Direction - For every line in the records that has the word "America", make a copy.
╔══
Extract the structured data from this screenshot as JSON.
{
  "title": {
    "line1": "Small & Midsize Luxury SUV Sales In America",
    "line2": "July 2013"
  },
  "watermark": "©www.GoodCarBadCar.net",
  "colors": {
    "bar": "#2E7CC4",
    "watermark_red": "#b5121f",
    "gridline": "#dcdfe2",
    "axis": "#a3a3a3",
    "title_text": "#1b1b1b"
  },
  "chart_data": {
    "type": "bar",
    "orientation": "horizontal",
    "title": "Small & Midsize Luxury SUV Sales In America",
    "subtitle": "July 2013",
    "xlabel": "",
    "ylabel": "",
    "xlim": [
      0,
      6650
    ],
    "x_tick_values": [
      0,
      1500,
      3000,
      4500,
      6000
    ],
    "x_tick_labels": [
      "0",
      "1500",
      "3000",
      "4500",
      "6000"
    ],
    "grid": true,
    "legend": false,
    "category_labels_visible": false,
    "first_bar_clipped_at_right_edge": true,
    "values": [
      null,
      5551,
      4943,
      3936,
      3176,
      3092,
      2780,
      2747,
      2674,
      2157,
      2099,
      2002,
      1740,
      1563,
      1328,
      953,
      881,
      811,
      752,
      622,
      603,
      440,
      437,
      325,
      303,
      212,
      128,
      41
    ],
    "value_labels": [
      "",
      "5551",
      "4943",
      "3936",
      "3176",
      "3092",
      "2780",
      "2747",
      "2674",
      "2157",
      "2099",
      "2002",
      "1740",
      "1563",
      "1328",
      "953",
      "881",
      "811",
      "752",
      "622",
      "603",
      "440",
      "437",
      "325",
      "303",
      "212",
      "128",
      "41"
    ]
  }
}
╚══
Response to this exercise -
    "line1": "Small & Midsize Luxury SUV Sales In America",
    "title": "Small & Midsize Luxury SUV Sales In America",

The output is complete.